-- Task material --
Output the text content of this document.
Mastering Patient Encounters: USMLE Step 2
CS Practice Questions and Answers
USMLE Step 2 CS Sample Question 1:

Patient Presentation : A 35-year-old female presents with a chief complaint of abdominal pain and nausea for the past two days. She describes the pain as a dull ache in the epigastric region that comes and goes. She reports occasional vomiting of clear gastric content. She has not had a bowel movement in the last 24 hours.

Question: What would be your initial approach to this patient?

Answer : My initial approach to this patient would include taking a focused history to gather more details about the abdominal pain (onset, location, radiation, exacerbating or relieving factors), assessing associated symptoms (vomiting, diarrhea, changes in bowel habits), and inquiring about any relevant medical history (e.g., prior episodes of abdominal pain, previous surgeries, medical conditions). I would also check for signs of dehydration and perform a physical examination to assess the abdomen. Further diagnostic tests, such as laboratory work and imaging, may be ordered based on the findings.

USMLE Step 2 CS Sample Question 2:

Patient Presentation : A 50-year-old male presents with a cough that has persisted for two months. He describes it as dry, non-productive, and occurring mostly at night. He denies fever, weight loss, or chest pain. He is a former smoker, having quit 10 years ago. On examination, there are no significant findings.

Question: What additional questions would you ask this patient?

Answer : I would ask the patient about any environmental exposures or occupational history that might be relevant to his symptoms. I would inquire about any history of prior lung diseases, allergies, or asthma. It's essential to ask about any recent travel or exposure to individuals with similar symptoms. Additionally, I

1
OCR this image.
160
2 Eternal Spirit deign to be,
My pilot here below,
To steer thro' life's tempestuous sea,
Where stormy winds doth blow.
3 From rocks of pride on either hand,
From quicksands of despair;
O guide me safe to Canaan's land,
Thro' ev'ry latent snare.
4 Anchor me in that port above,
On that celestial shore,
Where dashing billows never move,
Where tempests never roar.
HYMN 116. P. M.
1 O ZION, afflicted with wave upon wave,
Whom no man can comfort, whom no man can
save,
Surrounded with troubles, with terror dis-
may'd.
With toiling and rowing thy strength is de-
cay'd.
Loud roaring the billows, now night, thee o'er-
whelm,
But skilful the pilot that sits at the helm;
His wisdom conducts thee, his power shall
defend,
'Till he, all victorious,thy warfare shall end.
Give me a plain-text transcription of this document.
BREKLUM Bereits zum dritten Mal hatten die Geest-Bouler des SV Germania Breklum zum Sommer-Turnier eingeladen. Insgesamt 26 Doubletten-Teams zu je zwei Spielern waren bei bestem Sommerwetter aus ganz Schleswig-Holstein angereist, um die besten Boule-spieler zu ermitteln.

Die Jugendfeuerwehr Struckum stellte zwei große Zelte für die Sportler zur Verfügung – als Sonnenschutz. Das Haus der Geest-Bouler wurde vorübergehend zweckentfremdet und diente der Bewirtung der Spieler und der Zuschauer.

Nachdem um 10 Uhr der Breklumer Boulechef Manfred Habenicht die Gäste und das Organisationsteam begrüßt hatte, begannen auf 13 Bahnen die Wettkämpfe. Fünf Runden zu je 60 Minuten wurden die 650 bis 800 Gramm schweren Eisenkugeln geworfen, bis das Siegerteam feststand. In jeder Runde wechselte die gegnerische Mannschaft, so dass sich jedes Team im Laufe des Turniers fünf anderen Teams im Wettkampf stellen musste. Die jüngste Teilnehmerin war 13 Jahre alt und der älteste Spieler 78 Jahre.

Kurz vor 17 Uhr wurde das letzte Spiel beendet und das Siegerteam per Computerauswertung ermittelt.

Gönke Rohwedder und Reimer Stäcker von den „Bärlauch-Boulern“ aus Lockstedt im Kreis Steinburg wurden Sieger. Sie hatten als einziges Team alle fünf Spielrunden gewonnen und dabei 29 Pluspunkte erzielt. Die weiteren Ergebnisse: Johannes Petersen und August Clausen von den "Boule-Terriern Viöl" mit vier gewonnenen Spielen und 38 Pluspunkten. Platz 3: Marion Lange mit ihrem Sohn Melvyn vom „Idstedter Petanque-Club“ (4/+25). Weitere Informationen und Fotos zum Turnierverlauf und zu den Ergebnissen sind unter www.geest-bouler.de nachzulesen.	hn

-- Do this --
Of all the lines in the material above, how many contain the word "USMLE"? Give only the count.

-- The answer --
3